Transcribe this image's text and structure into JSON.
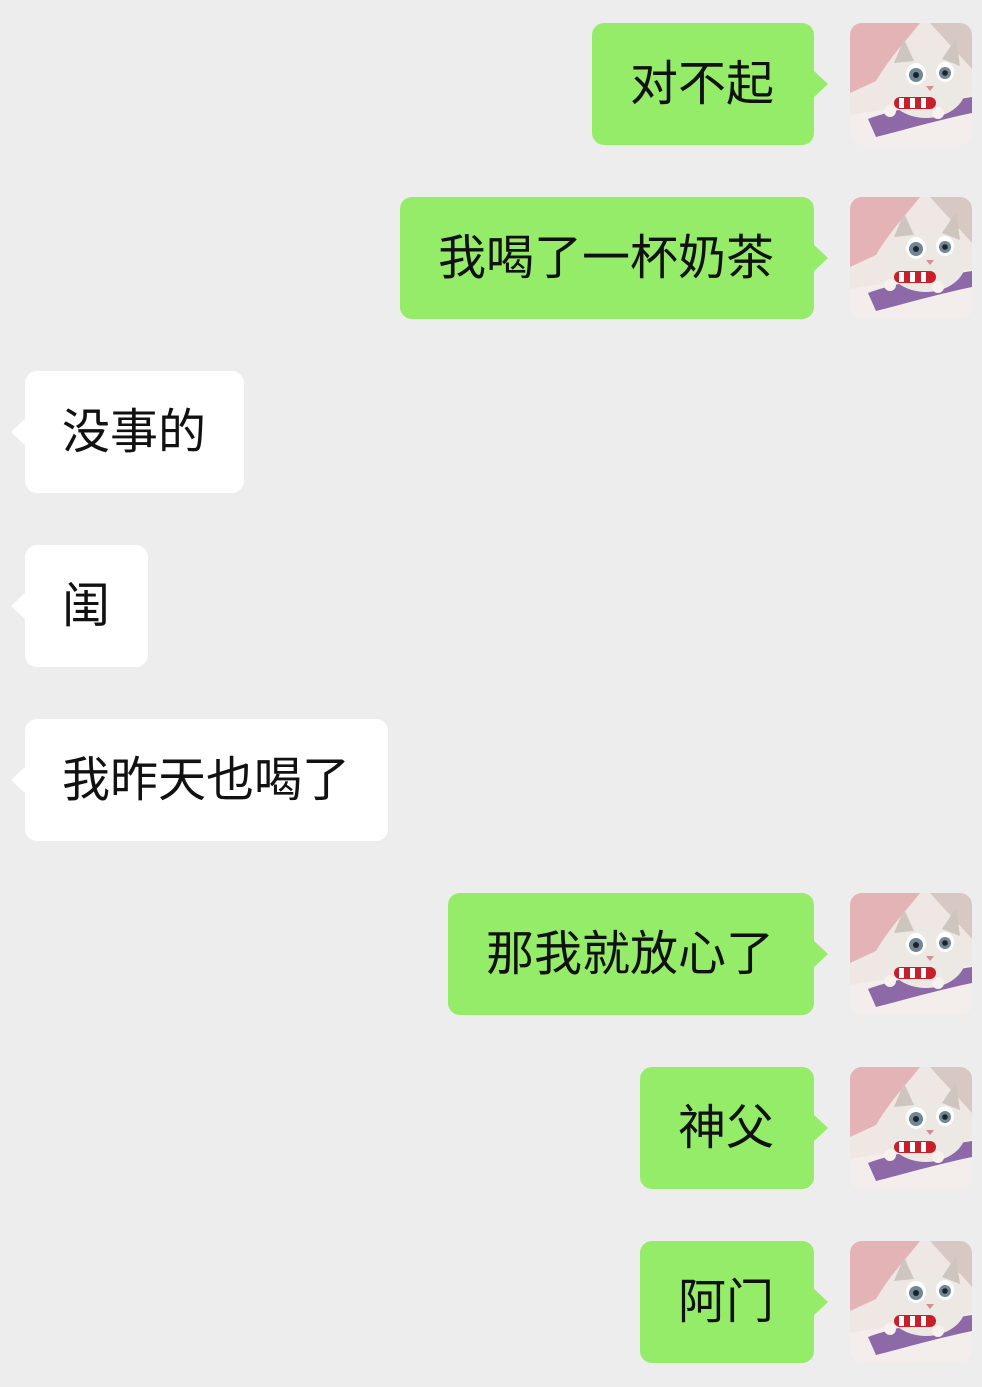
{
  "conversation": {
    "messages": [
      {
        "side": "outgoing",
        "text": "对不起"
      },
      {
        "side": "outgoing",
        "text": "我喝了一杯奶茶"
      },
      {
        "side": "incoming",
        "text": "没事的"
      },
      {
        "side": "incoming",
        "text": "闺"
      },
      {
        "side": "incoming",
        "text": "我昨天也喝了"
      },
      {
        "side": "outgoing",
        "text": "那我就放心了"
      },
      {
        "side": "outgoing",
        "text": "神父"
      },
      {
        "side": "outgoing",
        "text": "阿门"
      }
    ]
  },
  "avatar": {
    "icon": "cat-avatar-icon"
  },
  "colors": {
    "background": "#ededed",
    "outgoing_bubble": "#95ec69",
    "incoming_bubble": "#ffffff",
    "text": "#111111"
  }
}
___
### Task objective
Strip the images and reproduce the remaining records precisely.

### Result for this task
Transcribe this image's text and structure into JSON.
{
  "conversation": {
    "messages": [
      {
        "side": "outgoing",
        "text": "对不起"
      },
      {
        "side": "outgoing",
        "text": "我喝了一杯奶茶"
      },
      {
        "side": "incoming",
        "text": "没事的"
      },
      {
        "side": "incoming",
        "text": "闺"
      },
      {
        "side": "incoming",
        "text": "我昨天也喝了"
      },
      {
        "side": "outgoing",
        "text": "那我就放心了"
      },
      {
        "side": "outgoing",
        "text": "神父"
      },
      {
        "side": "outgoing",
        "text": "阿门"
      }
    ]
  },
  "avatar": {
    "icon": "cat-avatar-icon"
  },
  "colors": {
    "background": "#ededed",
    "outgoing_bubble": "#95ec69",
    "incoming_bubble": "#ffffff",
    "text": "#111111"
  }
}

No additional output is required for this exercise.